#### What you will do:
Pictures aside, write out every record exactly as it appears.

# # # #

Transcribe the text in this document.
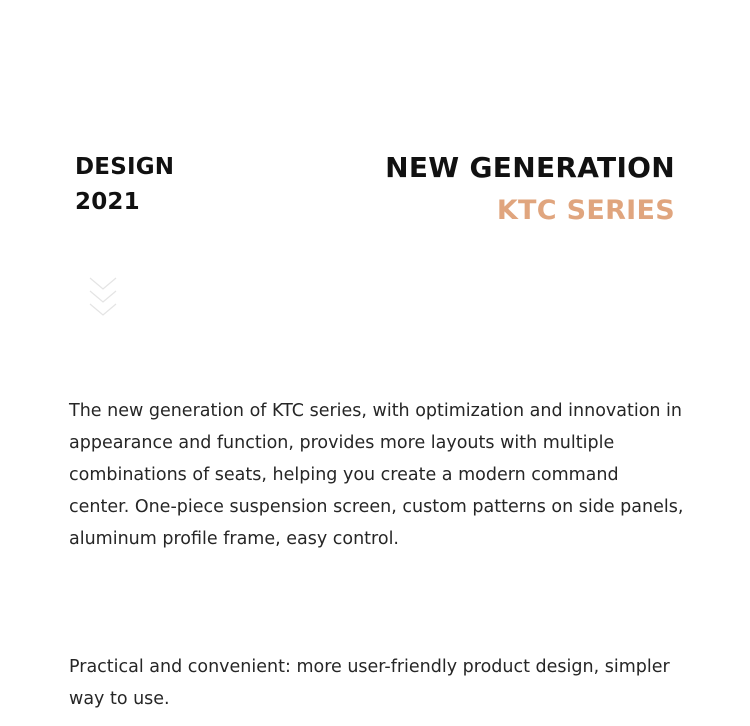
DESIGN
2021
NEW GENERATION
KTC SERIES

The new generation of KTC series, with optimization and innovation in appearance and function, provides more layouts with multiple combinations of seats, helping you create a modern command center. One-piece suspension screen, custom patterns on side panels, aluminum profile frame, easy control.

Practical and convenient: more user-friendly product design, simpler way to use.
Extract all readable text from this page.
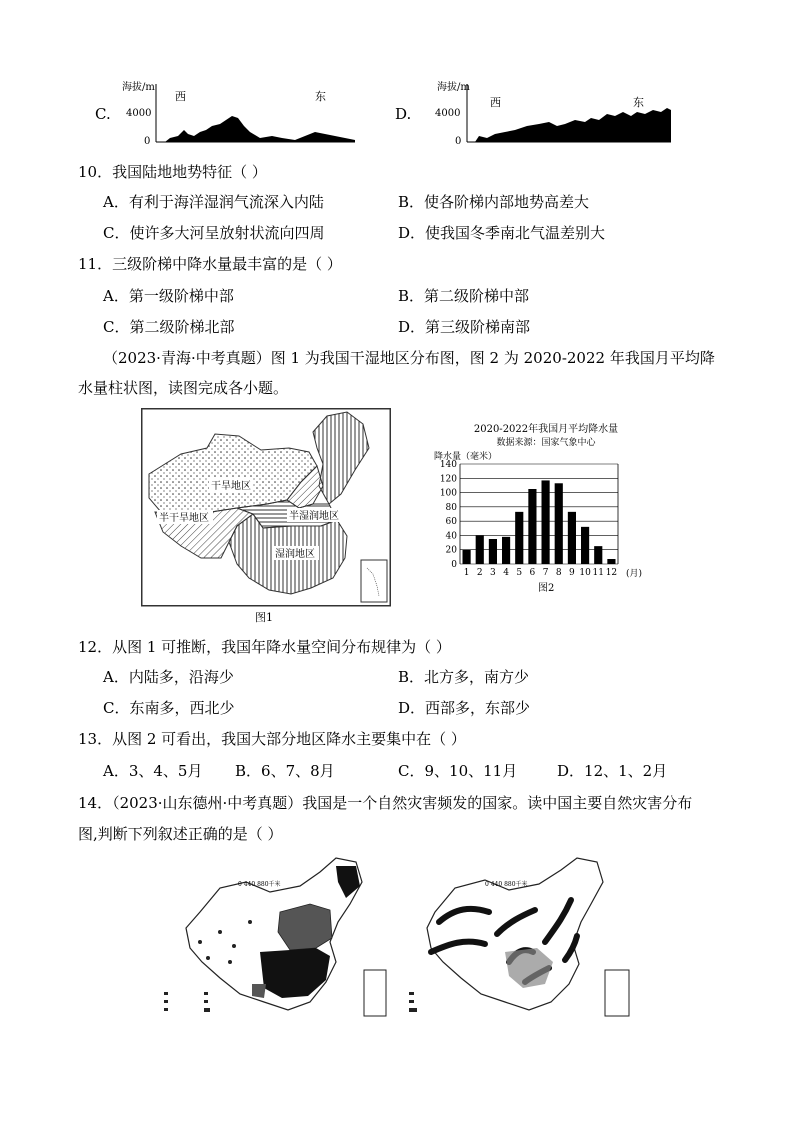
C.
海拔/m
西	东
4000
0
D.
海拔/m
西	东
4000
0
10．我国陆地地势特征（ ）
A．有利于海洋湿润气流深入内陆	B．使各阶梯内部地势高差大
C．使许多大河呈放射状流向四周	D．使我国冬季南北气温差别大
11．三级阶梯中降水量最丰富的是（ ）
A．第一级阶梯中部	B．第二级阶梯中部
C．第二级阶梯北部	D．第三级阶梯南部
（2023·青海·中考真题）图 1 为我国干湿地区分布图，图 2 为 2020-2022 年我国月平均降
水量柱状图，读图完成各小题。
干旱地区
半干旱地区	半湿润地区
湿润地区
图1
2020-2022年我国月平均降水量
数据来源：国家气象中心
降水量（毫米）
(月)
图2
1 2 3 4 5 6 7 8 9 10 11 12
0
20
40
60
80
100
120
140
12．从图 1 可推断，我国年降水量空间分布规律为（ ）
A．内陆多，沿海少	B．北方多，南方少
C．东南多，西北少	D．西部多，东部少
13．从图 2 可看出，我国大部分地区降水主要集中在（ ）
A．3、4、5月 B．6、7、8月	C．9、10、11月	D．12、1、2月
14．（2023·山东德州·中考真题）我国是一个自然灾害频发的国家。读中国主要自然灾害分布
图,判断下列叙述正确的是（ ）
0 440 880千米	0 440 880千米
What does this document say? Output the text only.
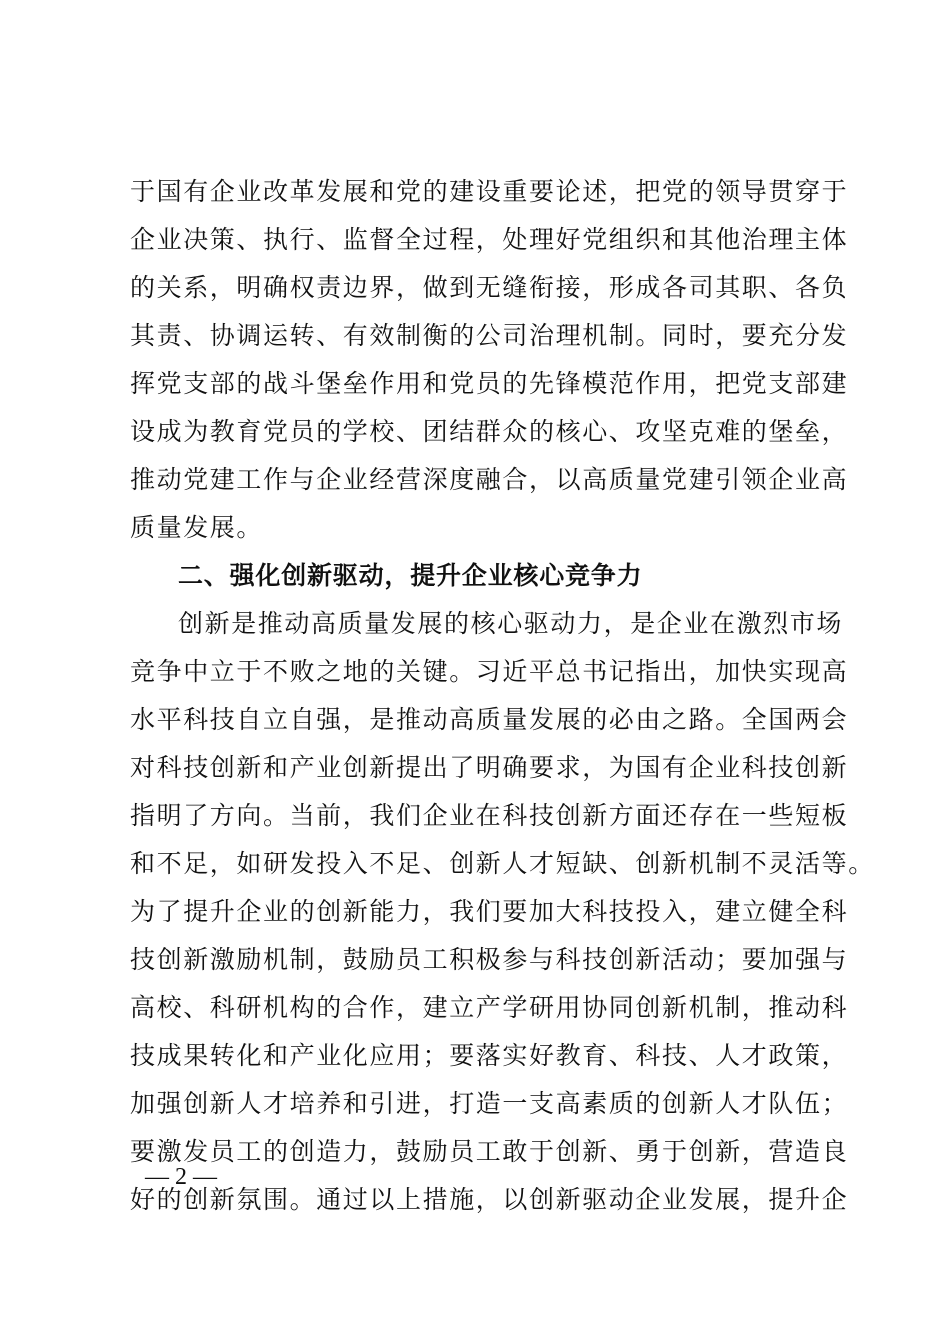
于国有企业改革发展和党的建设重要论述，把党的领导贯穿于
企业决策、执行、监督全过程，处理好党组织和其他治理主体
的关系，明确权责边界，做到无缝衔接，形成各司其职、各负
其责、协调运转、有效制衡的公司治理机制。同时，要充分发
挥党支部的战斗堡垒作用和党员的先锋模范作用，把党支部建
设成为教育党员的学校、团结群众的核心、攻坚克难的堡垒，
推动党建工作与企业经营深度融合，以高质量党建引领企业高
质量发展。
二、强化创新驱动，提升企业核心竞争力
创新是推动高质量发展的核心驱动力，是企业在激烈市场
竞争中立于不败之地的关键。习近平总书记指出，加快实现高
水平科技自立自强，是推动高质量发展的必由之路。全国两会
对科技创新和产业创新提出了明确要求，为国有企业科技创新
指明了方向。当前，我们企业在科技创新方面还存在一些短板
和不足，如研发投入不足、创新人才短缺、创新机制不灵活等。
为了提升企业的创新能力，我们要加大科技投入，建立健全科
技创新激励机制，鼓励员工积极参与科技创新活动；要加强与
高校、科研机构的合作，建立产学研用协同创新机制，推动科
技成果转化和产业化应用；要落实好教育、科技、人才政策，
加强创新人才培养和引进，打造一支高素质的创新人才队伍；
要激发员工的创造力，鼓励员工敢于创新、勇于创新，营造良
好的创新氛围。通过以上措施，以创新驱动企业发展，提升企
— 2 —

# # # #

#### Answer to the problem:
Transcribe the text in this document.
DESIGN
2021
NEW GENERATION
KTC SERIES

The new generation of KTC series, with optimization and innovation in appearance and function, provides more layouts with multiple combinations of seats, helping you create a modern command center. One-piece suspension screen, custom patterns on side panels, aluminum profile frame, easy control.

Practical and convenient: more user-friendly product design, simpler way to use.
Extract all readable text from this page.
C.
海拔/m
西	东
4000
0
D.
海拔/m
西	东
4000
0
10．我国陆地地势特征（ ）
A．有利于海洋湿润气流深入内陆	B．使各阶梯内部地势高差大
C．使许多大河呈放射状流向四周	D．使我国冬季南北气温差别大
11．三级阶梯中降水量最丰富的是（ ）
A．第一级阶梯中部	B．第二级阶梯中部
C．第二级阶梯北部	D．第三级阶梯南部
（2023·青海·中考真题）图 1 为我国干湿地区分布图，图 2 为 2020-2022 年我国月平均降
水量柱状图，读图完成各小题。
干旱地区
半干旱地区	半湿润地区
湿润地区
图1
2020-2022年我国月平均降水量
数据来源：国家气象中心
降水量（毫米）
(月)
图2
1 2 3 4 5 6 7 8 9 10 11 12
0
20
40
60
80
100
120
140
12．从图 1 可推断，我国年降水量空间分布规律为（ ）
A．内陆多，沿海少	B．北方多，南方少
C．东南多，西北少	D．西部多，东部少
13．从图 2 可看出，我国大部分地区降水主要集中在（ ）
A．3、4、5月 B．6、7、8月	C．9、10、11月	D．12、1、2月
14．（2023·山东德州·中考真题）我国是一个自然灾害频发的国家。读中国主要自然灾害分布
图,判断下列叙述正确的是（ ）
0 440 880千米	0 440 880千米
What does this document say? Output the text only.
于国有企业改革发展和党的建设重要论述，把党的领导贯穿于
企业决策、执行、监督全过程，处理好党组织和其他治理主体
的关系，明确权责边界，做到无缝衔接，形成各司其职、各负
其责、协调运转、有效制衡的公司治理机制。同时，要充分发
挥党支部的战斗堡垒作用和党员的先锋模范作用，把党支部建
设成为教育党员的学校、团结群众的核心、攻坚克难的堡垒，
推动党建工作与企业经营深度融合，以高质量党建引领企业高
质量发展。
二、强化创新驱动，提升企业核心竞争力
创新是推动高质量发展的核心驱动力，是企业在激烈市场
竞争中立于不败之地的关键。习近平总书记指出，加快实现高
水平科技自立自强，是推动高质量发展的必由之路。全国两会
对科技创新和产业创新提出了明确要求，为国有企业科技创新
指明了方向。当前，我们企业在科技创新方面还存在一些短板
和不足，如研发投入不足、创新人才短缺、创新机制不灵活等。
为了提升企业的创新能力，我们要加大科技投入，建立健全科
技创新激励机制，鼓励员工积极参与科技创新活动；要加强与
高校、科研机构的合作，建立产学研用协同创新机制，推动科
技成果转化和产业化应用；要落实好教育、科技、人才政策，
加强创新人才培养和引进，打造一支高素质的创新人才队伍；
要激发员工的创造力，鼓励员工敢于创新、勇于创新，营造良
好的创新氛围。通过以上措施，以创新驱动企业发展，提升企
— 2 —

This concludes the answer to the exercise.